Description of the task:
Show each line from the listing that includes the word "shirt".

Extracted records:
⟨

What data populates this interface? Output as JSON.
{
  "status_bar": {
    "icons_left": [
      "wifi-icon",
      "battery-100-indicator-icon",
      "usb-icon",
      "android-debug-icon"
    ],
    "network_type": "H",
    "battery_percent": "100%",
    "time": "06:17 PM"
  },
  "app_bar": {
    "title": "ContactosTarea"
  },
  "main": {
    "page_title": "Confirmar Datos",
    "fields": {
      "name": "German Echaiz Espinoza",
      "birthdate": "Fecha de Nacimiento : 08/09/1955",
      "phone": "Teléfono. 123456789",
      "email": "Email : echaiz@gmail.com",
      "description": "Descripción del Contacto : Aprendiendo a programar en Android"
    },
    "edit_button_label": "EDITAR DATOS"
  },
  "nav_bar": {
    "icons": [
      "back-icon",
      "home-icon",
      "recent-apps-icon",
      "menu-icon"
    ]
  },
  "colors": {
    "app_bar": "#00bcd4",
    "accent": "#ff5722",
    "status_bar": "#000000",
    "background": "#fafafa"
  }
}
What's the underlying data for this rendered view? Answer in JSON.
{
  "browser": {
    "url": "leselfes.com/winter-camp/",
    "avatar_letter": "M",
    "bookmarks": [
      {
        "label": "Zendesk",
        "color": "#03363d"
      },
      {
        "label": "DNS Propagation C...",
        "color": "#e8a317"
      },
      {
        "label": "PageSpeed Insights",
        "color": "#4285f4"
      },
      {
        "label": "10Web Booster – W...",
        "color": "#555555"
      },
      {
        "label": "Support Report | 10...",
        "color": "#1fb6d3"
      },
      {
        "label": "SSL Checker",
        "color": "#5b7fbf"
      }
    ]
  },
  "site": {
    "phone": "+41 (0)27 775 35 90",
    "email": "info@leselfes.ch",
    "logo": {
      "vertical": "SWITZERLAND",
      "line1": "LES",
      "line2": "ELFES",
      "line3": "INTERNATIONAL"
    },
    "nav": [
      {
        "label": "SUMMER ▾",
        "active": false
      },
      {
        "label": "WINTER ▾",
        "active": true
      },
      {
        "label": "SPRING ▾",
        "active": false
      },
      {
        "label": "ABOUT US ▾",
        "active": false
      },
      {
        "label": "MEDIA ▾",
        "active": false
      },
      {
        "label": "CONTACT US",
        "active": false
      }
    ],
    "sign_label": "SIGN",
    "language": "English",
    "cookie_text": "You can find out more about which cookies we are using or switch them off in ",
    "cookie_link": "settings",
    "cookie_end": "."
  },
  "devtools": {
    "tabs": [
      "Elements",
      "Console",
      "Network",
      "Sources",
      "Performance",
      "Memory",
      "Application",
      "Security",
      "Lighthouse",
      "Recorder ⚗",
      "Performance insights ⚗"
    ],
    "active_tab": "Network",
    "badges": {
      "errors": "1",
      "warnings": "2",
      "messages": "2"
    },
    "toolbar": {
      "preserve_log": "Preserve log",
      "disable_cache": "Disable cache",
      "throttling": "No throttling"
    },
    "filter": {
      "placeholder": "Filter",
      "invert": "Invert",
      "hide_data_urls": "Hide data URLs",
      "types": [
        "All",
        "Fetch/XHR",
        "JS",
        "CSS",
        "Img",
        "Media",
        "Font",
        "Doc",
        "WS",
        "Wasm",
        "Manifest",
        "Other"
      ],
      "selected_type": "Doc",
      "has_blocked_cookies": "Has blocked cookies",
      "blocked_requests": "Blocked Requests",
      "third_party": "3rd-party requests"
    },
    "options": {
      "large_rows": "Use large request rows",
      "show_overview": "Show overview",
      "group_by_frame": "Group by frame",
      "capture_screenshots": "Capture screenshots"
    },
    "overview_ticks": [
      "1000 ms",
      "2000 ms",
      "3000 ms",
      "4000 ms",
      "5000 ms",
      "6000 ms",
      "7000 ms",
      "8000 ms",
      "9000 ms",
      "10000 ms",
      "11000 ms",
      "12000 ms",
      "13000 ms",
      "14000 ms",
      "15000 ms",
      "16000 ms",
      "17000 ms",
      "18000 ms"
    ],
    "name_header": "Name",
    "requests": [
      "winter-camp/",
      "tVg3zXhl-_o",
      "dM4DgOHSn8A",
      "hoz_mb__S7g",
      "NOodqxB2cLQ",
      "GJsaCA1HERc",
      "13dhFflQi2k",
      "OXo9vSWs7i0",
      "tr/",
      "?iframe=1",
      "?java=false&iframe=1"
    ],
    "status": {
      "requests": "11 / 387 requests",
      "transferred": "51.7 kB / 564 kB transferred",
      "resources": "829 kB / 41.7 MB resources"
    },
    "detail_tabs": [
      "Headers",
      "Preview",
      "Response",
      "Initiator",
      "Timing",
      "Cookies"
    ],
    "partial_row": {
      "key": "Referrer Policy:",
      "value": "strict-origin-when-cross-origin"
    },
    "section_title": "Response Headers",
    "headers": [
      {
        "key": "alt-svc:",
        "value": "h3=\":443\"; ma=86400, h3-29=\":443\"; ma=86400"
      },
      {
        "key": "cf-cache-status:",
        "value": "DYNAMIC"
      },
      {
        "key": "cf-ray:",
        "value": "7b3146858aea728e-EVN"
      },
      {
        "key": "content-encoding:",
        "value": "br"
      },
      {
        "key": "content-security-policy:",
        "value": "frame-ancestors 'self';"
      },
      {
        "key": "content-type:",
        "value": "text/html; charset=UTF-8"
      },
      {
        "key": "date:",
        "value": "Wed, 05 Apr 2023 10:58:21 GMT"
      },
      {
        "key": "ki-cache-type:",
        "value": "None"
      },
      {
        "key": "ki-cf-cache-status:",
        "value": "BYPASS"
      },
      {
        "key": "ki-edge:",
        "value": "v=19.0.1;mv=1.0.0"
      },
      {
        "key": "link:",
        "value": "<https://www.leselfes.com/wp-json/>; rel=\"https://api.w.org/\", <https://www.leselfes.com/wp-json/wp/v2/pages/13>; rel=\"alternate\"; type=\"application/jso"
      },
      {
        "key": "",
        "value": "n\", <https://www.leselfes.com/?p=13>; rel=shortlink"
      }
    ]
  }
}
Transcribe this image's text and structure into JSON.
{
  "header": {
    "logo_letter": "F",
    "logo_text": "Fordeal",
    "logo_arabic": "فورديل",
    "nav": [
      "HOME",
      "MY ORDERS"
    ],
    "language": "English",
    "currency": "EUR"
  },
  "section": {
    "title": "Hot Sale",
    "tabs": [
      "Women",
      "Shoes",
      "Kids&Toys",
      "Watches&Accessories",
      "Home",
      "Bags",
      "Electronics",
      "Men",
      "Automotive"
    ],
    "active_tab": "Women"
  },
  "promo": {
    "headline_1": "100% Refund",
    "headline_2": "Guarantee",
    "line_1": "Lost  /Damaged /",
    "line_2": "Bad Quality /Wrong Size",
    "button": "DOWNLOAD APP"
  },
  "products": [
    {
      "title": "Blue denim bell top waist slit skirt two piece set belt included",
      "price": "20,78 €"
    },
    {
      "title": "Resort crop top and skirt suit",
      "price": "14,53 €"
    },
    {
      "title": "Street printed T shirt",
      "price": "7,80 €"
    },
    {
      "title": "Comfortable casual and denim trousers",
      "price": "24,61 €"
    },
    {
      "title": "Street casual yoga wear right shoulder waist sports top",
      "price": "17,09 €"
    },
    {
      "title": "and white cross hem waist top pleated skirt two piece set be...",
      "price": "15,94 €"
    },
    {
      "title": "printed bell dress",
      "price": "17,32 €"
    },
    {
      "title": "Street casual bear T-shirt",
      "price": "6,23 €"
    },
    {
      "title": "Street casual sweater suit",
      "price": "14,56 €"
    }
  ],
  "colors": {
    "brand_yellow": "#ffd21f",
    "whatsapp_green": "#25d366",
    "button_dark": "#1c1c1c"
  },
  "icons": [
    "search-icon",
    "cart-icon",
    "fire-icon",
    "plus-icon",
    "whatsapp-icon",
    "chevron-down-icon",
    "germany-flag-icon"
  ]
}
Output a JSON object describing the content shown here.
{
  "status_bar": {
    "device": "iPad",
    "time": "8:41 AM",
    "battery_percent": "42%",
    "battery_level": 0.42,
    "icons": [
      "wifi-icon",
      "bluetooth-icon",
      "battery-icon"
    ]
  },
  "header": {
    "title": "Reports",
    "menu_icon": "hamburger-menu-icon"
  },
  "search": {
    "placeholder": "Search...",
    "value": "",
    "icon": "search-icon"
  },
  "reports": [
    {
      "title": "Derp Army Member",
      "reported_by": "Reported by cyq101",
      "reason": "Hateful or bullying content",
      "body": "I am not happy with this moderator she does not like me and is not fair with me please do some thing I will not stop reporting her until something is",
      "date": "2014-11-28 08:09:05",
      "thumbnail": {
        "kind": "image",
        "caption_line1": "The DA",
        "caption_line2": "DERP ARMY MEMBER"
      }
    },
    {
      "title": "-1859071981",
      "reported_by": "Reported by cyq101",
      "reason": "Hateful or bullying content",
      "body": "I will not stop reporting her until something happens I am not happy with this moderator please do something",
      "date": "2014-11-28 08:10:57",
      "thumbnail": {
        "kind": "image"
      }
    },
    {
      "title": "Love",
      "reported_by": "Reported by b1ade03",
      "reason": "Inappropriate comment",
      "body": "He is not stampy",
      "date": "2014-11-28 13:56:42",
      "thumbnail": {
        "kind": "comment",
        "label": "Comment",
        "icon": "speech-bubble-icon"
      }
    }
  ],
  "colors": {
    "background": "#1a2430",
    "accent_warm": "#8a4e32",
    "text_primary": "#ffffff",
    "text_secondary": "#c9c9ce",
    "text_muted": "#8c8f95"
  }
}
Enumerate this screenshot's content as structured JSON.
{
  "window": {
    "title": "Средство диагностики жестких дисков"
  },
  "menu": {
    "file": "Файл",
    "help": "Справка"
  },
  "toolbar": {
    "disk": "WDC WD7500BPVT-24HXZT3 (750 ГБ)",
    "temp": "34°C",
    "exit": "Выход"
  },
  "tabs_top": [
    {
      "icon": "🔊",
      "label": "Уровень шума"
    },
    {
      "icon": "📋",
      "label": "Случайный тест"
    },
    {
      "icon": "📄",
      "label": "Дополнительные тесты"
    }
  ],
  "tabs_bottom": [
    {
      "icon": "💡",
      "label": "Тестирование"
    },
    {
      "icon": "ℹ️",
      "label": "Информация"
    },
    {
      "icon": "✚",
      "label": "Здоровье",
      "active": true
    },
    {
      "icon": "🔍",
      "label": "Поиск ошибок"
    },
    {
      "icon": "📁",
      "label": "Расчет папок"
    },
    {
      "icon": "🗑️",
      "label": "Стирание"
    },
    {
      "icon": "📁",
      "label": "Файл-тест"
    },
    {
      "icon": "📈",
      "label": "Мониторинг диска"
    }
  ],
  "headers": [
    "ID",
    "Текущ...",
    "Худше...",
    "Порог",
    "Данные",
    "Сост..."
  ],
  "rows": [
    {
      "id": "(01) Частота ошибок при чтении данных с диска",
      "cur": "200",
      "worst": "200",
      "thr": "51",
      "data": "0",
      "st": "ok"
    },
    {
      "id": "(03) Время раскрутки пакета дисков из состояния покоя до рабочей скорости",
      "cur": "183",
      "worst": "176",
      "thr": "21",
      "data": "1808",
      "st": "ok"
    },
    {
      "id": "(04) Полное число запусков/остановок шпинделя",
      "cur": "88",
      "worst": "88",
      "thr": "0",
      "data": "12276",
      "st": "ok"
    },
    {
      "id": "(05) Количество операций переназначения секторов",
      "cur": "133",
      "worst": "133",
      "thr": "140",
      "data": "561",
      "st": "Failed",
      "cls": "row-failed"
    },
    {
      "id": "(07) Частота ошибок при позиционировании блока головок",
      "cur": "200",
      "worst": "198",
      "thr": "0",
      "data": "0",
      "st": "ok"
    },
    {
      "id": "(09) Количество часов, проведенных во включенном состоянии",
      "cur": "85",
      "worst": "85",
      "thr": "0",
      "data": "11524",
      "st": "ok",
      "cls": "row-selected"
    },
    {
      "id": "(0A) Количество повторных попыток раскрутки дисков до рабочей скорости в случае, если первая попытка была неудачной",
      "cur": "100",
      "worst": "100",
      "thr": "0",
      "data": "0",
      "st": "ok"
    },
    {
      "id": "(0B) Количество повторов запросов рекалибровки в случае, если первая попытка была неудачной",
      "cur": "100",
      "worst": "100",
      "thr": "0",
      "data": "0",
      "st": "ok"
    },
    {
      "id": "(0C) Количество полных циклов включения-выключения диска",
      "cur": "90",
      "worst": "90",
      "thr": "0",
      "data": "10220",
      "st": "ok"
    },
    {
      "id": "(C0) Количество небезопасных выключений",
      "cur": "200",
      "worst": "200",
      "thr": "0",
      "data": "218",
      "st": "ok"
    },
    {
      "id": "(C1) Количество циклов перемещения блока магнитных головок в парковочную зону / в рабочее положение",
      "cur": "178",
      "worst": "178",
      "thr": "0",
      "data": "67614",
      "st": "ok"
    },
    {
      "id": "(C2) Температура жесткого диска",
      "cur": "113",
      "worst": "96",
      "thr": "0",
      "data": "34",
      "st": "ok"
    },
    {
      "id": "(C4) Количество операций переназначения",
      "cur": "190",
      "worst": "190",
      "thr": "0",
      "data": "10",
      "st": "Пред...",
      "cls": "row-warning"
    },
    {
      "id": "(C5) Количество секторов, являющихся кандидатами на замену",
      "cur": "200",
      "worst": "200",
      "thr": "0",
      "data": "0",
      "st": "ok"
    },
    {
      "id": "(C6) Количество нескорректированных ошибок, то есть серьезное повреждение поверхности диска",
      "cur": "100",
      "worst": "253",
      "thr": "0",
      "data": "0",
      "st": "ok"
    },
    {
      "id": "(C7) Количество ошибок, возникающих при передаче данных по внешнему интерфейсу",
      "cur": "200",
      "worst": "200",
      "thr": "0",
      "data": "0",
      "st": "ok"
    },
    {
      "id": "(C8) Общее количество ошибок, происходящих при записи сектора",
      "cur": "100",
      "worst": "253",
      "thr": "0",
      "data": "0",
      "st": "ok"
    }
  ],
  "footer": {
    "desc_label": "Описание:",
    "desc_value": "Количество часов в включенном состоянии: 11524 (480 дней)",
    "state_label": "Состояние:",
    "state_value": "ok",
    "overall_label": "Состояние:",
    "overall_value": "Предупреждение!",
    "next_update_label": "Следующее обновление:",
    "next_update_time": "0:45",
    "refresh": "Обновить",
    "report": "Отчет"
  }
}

⟩

Answer to this task:
      "title": "Street printed T shirt",
      "title": "Street casual bear T-shirt",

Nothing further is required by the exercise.